ABOUT THIS TASK
What lines of the listing include the string "content"? Show them all.

EXTRACTED MATERIAL
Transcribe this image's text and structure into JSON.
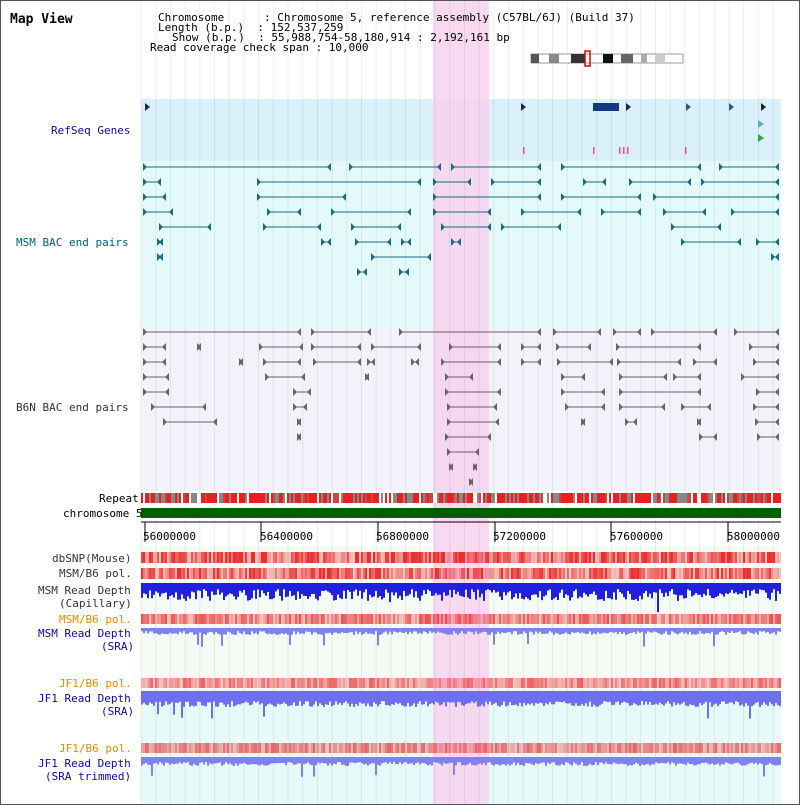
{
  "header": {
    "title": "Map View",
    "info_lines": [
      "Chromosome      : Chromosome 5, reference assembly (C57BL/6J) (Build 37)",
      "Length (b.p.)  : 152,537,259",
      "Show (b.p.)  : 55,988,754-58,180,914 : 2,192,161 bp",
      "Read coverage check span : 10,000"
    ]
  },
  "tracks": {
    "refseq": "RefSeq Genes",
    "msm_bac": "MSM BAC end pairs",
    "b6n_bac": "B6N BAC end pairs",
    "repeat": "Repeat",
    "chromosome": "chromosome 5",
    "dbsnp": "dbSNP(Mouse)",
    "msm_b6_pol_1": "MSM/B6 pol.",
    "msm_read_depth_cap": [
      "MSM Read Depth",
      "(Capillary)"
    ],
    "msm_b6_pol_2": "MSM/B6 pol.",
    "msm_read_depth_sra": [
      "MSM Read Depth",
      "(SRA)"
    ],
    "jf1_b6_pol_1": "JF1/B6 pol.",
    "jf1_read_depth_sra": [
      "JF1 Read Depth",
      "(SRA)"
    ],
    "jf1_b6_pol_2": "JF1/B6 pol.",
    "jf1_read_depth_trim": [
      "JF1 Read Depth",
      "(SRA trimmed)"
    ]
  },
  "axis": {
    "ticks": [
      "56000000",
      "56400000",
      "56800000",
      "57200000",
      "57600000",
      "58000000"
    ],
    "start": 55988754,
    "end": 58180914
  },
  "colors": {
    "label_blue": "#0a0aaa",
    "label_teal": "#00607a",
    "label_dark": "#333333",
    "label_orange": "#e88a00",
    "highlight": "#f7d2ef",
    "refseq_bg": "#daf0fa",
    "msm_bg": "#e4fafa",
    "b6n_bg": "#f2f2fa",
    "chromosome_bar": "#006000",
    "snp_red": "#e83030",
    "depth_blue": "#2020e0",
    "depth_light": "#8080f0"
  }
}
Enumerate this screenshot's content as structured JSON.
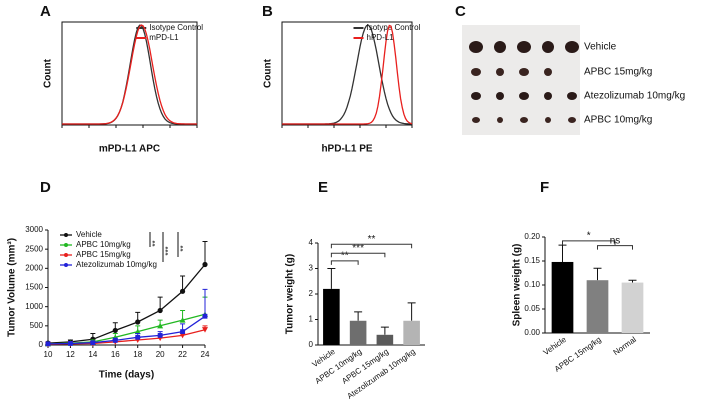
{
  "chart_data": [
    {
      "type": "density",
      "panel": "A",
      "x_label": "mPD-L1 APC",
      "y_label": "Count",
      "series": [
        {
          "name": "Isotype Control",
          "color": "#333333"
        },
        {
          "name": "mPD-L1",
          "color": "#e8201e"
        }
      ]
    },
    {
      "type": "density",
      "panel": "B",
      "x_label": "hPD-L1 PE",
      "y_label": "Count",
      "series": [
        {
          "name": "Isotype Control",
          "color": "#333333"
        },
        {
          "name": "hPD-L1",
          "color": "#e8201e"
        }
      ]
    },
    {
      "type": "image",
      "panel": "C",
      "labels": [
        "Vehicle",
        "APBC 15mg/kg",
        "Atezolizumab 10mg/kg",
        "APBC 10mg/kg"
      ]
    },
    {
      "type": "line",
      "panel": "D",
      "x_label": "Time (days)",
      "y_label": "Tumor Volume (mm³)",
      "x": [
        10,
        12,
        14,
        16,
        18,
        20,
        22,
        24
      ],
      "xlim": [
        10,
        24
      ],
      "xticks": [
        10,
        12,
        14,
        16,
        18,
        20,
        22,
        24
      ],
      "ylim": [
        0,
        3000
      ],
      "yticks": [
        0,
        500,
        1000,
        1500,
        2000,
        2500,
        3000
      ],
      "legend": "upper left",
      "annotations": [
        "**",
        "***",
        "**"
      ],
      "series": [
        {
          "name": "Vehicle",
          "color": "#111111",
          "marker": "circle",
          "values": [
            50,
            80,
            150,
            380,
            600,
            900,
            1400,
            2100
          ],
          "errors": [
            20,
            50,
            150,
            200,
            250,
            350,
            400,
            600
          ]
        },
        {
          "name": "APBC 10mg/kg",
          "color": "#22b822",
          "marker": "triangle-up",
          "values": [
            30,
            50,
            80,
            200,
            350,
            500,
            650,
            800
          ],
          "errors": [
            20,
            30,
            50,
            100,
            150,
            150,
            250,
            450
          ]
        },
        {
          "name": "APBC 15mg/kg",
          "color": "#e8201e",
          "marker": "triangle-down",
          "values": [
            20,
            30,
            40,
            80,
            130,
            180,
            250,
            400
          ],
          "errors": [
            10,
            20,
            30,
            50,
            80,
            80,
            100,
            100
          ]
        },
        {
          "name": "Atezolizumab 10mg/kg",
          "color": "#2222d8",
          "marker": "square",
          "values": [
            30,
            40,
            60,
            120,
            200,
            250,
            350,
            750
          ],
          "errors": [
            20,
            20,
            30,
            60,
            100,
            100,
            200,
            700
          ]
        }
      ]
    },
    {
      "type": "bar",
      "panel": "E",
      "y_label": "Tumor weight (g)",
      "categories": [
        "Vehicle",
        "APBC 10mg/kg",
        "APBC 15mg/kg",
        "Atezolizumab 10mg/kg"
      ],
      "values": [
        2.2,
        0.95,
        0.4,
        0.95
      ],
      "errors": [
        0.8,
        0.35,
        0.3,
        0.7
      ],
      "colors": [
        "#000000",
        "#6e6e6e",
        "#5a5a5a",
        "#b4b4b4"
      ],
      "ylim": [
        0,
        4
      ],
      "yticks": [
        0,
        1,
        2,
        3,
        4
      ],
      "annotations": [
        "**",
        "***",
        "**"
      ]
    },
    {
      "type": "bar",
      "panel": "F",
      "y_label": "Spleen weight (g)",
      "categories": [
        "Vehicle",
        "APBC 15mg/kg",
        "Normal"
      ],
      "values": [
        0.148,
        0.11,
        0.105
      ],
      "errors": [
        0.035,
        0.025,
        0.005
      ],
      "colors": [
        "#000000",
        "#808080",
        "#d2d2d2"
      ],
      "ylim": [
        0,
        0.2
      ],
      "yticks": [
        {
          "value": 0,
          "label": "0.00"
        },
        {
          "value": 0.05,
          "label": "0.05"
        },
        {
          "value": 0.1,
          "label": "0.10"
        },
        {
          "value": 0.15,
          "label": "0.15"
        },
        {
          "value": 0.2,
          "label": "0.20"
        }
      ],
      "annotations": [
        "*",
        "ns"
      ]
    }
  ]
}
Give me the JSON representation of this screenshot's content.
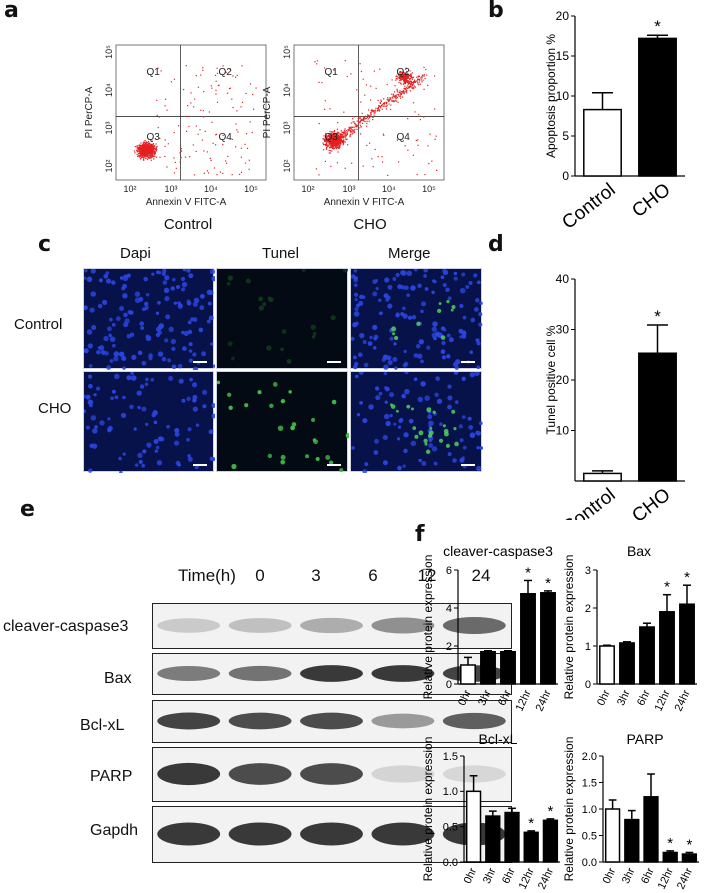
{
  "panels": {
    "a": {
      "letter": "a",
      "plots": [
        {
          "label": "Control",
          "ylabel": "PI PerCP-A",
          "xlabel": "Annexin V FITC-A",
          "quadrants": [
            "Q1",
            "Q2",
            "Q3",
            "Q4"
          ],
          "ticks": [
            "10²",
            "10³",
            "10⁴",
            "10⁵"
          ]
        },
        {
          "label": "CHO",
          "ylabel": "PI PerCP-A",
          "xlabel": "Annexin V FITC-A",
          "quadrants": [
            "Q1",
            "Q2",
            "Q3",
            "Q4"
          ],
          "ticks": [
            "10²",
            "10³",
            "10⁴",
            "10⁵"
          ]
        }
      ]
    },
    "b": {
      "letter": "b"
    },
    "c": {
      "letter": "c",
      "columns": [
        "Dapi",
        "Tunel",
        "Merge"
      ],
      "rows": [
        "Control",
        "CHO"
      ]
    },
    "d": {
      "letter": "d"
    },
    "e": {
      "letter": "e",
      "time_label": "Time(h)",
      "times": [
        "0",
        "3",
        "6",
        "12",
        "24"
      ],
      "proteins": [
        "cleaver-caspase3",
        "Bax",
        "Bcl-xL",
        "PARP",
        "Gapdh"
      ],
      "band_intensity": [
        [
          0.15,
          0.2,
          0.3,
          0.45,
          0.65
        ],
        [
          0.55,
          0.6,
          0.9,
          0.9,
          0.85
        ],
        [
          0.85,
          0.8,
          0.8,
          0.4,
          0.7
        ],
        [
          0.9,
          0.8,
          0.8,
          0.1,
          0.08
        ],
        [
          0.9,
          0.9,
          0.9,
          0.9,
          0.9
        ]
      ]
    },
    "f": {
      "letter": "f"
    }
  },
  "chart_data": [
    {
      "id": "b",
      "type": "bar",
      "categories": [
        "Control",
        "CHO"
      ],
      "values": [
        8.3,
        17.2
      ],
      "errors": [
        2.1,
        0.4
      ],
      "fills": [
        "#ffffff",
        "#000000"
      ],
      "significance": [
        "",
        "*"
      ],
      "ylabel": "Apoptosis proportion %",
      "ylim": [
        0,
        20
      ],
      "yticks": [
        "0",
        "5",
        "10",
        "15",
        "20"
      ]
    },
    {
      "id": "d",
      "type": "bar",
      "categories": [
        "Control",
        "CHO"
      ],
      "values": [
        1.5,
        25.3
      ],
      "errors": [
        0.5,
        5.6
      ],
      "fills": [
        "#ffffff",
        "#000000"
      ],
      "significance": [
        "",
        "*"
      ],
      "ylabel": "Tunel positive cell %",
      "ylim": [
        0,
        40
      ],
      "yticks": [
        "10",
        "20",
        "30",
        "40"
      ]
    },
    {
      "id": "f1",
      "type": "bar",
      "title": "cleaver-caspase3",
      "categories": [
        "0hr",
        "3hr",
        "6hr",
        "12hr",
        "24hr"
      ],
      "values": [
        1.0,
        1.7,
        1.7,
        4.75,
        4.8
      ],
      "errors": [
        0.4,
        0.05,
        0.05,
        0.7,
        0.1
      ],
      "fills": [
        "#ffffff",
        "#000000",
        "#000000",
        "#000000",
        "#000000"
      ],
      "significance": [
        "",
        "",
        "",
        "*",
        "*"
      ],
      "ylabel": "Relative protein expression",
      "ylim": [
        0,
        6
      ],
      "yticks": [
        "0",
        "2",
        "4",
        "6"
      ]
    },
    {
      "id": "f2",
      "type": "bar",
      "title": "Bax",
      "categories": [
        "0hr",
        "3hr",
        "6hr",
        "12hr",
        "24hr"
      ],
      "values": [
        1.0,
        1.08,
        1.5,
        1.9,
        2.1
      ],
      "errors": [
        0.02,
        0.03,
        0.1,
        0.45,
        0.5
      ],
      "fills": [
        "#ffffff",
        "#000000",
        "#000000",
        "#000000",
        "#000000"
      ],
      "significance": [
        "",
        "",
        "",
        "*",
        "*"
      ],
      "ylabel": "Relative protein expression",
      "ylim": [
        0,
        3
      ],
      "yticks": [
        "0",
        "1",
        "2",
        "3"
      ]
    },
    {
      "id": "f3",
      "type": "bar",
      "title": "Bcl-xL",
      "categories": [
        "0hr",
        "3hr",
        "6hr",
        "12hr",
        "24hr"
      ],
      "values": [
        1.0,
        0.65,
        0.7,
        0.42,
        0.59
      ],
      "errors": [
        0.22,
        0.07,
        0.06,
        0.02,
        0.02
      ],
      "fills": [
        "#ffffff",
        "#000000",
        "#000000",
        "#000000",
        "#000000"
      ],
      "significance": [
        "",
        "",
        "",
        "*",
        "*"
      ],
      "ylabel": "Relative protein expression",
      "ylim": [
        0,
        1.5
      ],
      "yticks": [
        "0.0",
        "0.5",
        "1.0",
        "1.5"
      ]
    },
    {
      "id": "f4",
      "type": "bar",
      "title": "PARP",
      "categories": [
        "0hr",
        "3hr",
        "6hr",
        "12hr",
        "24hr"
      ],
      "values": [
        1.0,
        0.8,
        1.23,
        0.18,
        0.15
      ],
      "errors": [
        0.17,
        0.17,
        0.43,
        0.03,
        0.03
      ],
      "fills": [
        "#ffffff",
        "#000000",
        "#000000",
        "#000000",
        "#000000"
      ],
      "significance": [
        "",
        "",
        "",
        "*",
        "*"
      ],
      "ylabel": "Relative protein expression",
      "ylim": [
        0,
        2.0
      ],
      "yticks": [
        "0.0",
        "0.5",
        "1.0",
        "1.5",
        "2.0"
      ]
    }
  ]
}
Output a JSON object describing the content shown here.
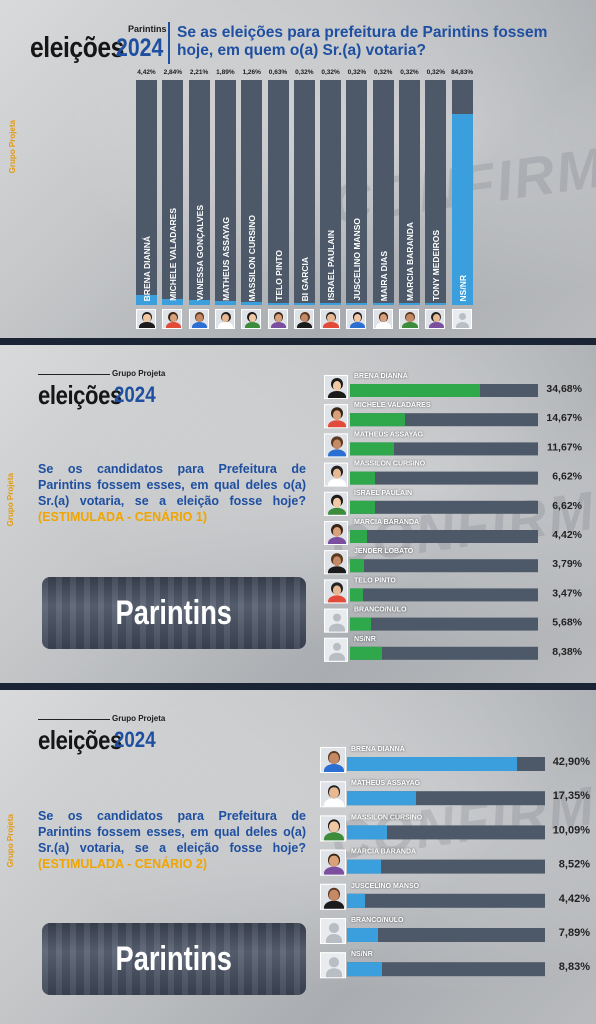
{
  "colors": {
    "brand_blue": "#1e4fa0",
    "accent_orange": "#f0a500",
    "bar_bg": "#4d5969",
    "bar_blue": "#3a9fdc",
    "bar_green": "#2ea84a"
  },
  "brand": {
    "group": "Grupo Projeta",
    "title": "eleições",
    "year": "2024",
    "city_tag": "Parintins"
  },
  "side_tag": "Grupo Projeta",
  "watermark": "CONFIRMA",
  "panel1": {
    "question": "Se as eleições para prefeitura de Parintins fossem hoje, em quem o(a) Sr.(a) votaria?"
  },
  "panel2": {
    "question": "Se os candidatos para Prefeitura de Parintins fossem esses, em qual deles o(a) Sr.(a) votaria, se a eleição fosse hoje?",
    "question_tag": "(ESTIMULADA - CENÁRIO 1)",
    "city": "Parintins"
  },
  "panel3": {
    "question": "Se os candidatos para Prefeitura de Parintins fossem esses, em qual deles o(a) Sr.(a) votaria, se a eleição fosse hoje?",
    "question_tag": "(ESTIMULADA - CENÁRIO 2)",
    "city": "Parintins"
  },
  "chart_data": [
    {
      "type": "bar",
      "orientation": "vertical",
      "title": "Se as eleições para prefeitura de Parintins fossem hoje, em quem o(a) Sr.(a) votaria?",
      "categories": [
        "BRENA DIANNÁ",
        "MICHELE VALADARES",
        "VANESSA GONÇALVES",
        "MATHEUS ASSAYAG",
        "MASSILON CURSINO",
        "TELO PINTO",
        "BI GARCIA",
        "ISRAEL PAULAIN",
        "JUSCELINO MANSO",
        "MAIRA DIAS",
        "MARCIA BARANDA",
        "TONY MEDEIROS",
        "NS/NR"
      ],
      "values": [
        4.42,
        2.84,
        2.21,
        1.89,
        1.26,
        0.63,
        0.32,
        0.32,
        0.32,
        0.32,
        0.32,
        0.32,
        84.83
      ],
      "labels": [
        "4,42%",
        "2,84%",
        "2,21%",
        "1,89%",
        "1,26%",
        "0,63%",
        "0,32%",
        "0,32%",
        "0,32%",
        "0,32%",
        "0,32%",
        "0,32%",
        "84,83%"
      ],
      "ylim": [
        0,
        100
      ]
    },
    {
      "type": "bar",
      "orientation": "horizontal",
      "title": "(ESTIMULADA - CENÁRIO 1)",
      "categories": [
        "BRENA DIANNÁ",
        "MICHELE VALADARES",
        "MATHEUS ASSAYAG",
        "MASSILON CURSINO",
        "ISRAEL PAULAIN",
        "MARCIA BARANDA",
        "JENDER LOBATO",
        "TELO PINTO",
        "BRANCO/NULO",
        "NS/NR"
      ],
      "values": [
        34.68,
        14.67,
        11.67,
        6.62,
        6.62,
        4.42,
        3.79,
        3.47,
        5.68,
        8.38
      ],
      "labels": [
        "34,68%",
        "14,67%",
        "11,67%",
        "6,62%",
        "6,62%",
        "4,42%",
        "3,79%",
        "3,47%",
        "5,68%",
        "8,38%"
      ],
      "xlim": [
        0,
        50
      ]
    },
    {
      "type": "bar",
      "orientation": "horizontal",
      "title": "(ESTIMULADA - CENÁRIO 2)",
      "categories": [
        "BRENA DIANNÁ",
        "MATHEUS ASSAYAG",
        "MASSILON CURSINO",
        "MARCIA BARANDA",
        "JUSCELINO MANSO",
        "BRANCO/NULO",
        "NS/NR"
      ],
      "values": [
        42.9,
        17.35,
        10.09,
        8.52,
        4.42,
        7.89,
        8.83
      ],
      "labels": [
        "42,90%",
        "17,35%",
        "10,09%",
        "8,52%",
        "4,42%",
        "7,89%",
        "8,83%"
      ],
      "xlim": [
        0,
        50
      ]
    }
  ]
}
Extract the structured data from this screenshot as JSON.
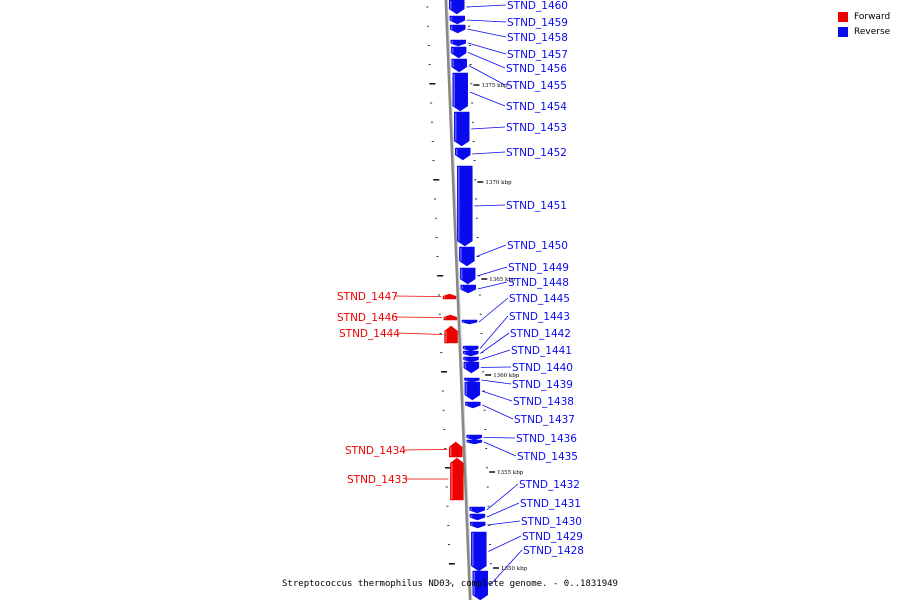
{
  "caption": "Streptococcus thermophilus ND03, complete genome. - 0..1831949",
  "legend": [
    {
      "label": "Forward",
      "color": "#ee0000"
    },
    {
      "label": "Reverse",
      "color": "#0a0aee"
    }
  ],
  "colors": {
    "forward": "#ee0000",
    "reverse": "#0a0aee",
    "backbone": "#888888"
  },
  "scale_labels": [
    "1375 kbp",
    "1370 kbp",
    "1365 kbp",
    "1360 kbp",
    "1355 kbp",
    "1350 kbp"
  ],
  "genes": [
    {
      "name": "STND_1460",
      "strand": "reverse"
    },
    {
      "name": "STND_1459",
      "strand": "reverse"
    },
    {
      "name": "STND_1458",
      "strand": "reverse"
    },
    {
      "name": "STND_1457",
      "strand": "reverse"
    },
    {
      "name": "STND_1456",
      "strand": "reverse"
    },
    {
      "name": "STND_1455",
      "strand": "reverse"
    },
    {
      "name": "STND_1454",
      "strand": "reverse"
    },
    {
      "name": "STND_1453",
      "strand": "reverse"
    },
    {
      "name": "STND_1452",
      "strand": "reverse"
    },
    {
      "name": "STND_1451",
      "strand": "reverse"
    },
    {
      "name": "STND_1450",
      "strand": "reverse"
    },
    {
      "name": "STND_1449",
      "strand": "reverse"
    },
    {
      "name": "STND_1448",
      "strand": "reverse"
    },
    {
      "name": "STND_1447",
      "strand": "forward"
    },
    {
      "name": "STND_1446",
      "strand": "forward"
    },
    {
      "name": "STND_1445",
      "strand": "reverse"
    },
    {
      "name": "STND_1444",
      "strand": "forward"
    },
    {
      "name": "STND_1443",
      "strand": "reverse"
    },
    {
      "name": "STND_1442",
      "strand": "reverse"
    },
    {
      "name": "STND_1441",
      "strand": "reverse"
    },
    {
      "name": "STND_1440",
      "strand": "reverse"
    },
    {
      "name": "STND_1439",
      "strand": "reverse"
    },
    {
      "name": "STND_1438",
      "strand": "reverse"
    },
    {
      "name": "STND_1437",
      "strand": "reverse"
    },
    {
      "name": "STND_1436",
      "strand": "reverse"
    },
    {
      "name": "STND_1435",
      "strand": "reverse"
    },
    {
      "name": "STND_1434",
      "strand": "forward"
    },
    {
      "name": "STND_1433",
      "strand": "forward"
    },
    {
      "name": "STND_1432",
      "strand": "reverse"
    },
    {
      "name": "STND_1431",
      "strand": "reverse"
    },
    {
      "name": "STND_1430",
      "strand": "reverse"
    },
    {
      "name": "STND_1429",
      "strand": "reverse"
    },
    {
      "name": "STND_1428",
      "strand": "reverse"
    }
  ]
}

TASK ANSWER
Enumerate this screenshot's content as structured JSON.
Give me the JSON representation of this screenshot's content.
Output a JSON object describing the content shown here.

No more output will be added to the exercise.